++++ THE RECORDS

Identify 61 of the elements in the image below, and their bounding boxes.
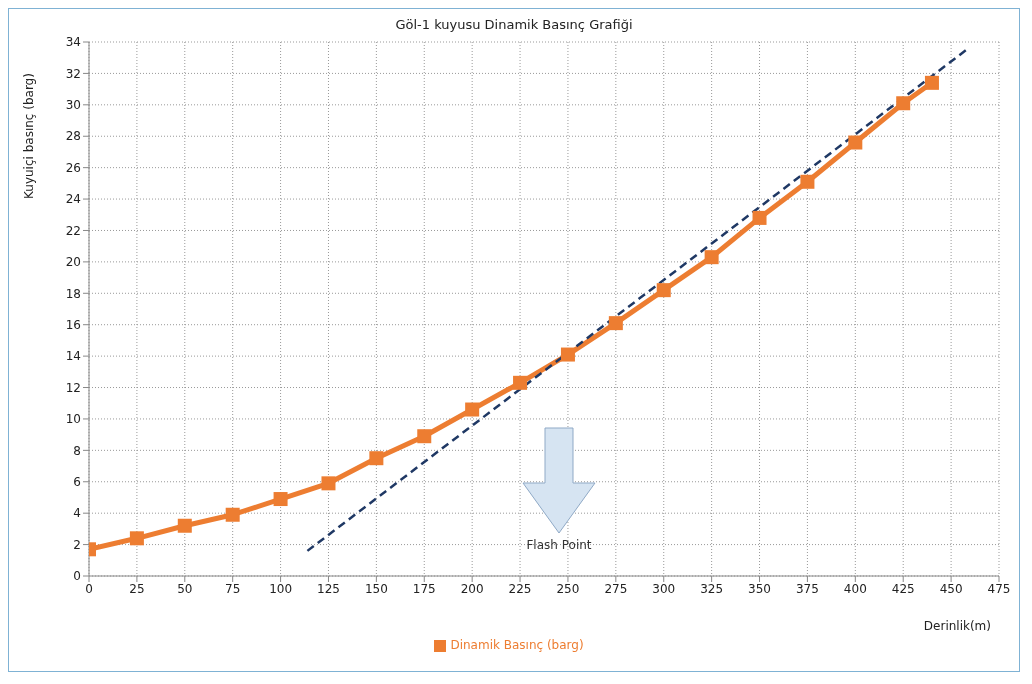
- y-tick-label: 34: [65, 35, 81, 50]
- x-tick-label: 200: [460, 581, 484, 596]
- point: [417, 429, 432, 444]
- x-tick-label: 250: [556, 581, 580, 596]
- point: [560, 347, 575, 362]
- point: [800, 174, 815, 189]
- point: [273, 492, 288, 507]
- point: [321, 476, 336, 491]
- x-axis-title: Derinlik(m): [923, 619, 991, 633]
- x-tick-label: 150: [364, 581, 388, 596]
- y-tick-label: 20: [65, 255, 81, 270]
- x-tick-label: 400: [843, 581, 867, 596]
- point: [924, 75, 939, 90]
- y-tick-label: 16: [65, 317, 81, 332]
- point: [513, 375, 528, 390]
- point: [656, 283, 671, 298]
- y-tick-label: 14: [65, 349, 81, 364]
- x-tick-label: 175: [412, 581, 436, 596]
- y-tick-label: 2: [73, 537, 81, 552]
- point: [752, 210, 767, 225]
- x-tick-label: 75: [225, 581, 241, 596]
- y-tick-label: 22: [65, 223, 81, 238]
- annotation: Flash Point: [525, 538, 593, 552]
- point: [129, 531, 144, 546]
- y-tick-label: 6: [73, 475, 81, 490]
- x-tick-label: 425: [891, 581, 915, 596]
- x-tick-label: 475: [987, 581, 1011, 596]
- y-tick-label: 10: [65, 412, 81, 427]
- x-tick-label: 375: [795, 581, 819, 596]
- point: [465, 402, 480, 417]
- y-axis-title: Kuyuiçi basınç (barg): [22, 73, 37, 199]
- point: [369, 451, 384, 466]
- x-tick-label: 125: [317, 581, 340, 596]
- point: [225, 507, 240, 522]
- y-tick-label: 26: [65, 160, 81, 175]
- y-tick-label: 32: [65, 66, 81, 81]
- point: [896, 96, 911, 111]
- point: [848, 135, 863, 150]
- x-tick-label: 0: [85, 581, 93, 596]
- point: [608, 316, 623, 331]
- y-tick-label: 24: [65, 192, 81, 207]
- x-tick-label: 25: [129, 581, 145, 596]
- point: [177, 518, 192, 533]
- y-tick-label: 28: [65, 129, 81, 144]
- x-tick-label: 100: [269, 581, 293, 596]
- x-tick-label: 275: [604, 581, 628, 596]
- y-tick-label: 30: [65, 98, 81, 113]
- chart-title: Göl-1 kuyusu Dinamik Basınç Grafiği: [394, 17, 634, 32]
- x-tick-label: 450: [939, 581, 963, 596]
- x-tick-label: 50: [177, 581, 193, 596]
- x-tick-label: 325: [700, 581, 724, 596]
- y-tick-label: 8: [73, 443, 81, 458]
- y-tick-label: 18: [65, 286, 81, 301]
- point: [704, 250, 719, 265]
- y-tick-label: 0: [73, 569, 81, 584]
- legend-label: Dinamik Basınç (barg): [450, 638, 584, 652]
- x-tick-label: 350: [748, 581, 771, 596]
- y-tick-label: 4: [73, 506, 81, 521]
- y-tick-label: 12: [65, 380, 81, 395]
- x-tick-label: 300: [652, 581, 676, 596]
- x-tick-label: 225: [508, 581, 532, 596]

++++++++

Transcribe every line of the entry above word for word, leaving out the picture placeholder.

Identify 61 of the elements in the image below, and their bounding boxes.
- y-tick-label: 34: [65, 35, 81, 50]
- x-tick-label: 200: [460, 581, 484, 596]
- point: [417, 429, 432, 444]
- x-tick-label: 250: [556, 581, 580, 596]
- point: [560, 347, 575, 362]
- point: [800, 174, 815, 189]
- point: [273, 492, 288, 507]
- point: [321, 476, 336, 491]
- x-axis-title: Derinlik(m): [923, 619, 991, 633]
- x-tick-label: 150: [364, 581, 388, 596]
- y-tick-label: 20: [65, 255, 81, 270]
- x-tick-label: 400: [843, 581, 867, 596]
- point: [924, 75, 939, 90]
- y-tick-label: 16: [65, 317, 81, 332]
- point: [513, 375, 528, 390]
- point: [656, 283, 671, 298]
- y-tick-label: 14: [65, 349, 81, 364]
- x-tick-label: 175: [412, 581, 436, 596]
- y-tick-label: 2: [73, 537, 81, 552]
- point: [752, 210, 767, 225]
- x-tick-label: 75: [225, 581, 241, 596]
- y-tick-label: 22: [65, 223, 81, 238]
- annotation: Flash Point: [525, 538, 593, 552]
- point: [129, 531, 144, 546]
- y-tick-label: 6: [73, 475, 81, 490]
- x-tick-label: 425: [891, 581, 915, 596]
- x-tick-label: 475: [987, 581, 1011, 596]
- y-tick-label: 10: [65, 412, 81, 427]
- x-tick-label: 375: [795, 581, 819, 596]
- point: [465, 402, 480, 417]
- y-axis-title: Kuyuiçi basınç (barg): [22, 73, 37, 199]
- point: [369, 451, 384, 466]
- x-tick-label: 125: [317, 581, 340, 596]
- point: [225, 507, 240, 522]
- y-tick-label: 26: [65, 160, 81, 175]
- y-tick-label: 32: [65, 66, 81, 81]
- point: [896, 96, 911, 111]
- point: [848, 135, 863, 150]
- x-tick-label: 0: [85, 581, 93, 596]
- point: [608, 316, 623, 331]
- y-tick-label: 24: [65, 192, 81, 207]
- x-tick-label: 25: [129, 581, 145, 596]
- point: [177, 518, 192, 533]
- y-tick-label: 28: [65, 129, 81, 144]
- x-tick-label: 100: [269, 581, 293, 596]
- x-tick-label: 275: [604, 581, 628, 596]
- y-tick-label: 30: [65, 98, 81, 113]
- chart-title: Göl-1 kuyusu Dinamik Basınç Grafiği: [394, 17, 634, 32]
- x-tick-label: 450: [939, 581, 963, 596]
- x-tick-label: 50: [177, 581, 193, 596]
- x-tick-label: 325: [700, 581, 724, 596]
- y-tick-label: 8: [73, 443, 81, 458]
- y-tick-label: 18: [65, 286, 81, 301]
- point: [704, 250, 719, 265]
- y-tick-label: 0: [73, 569, 81, 584]
- legend-label: Dinamik Basınç (barg): [450, 638, 584, 652]
- x-tick-label: 350: [748, 581, 771, 596]
- y-tick-label: 4: [73, 506, 81, 521]
- y-tick-label: 12: [65, 380, 81, 395]
- x-tick-label: 300: [652, 581, 676, 596]
- x-tick-label: 225: [508, 581, 532, 596]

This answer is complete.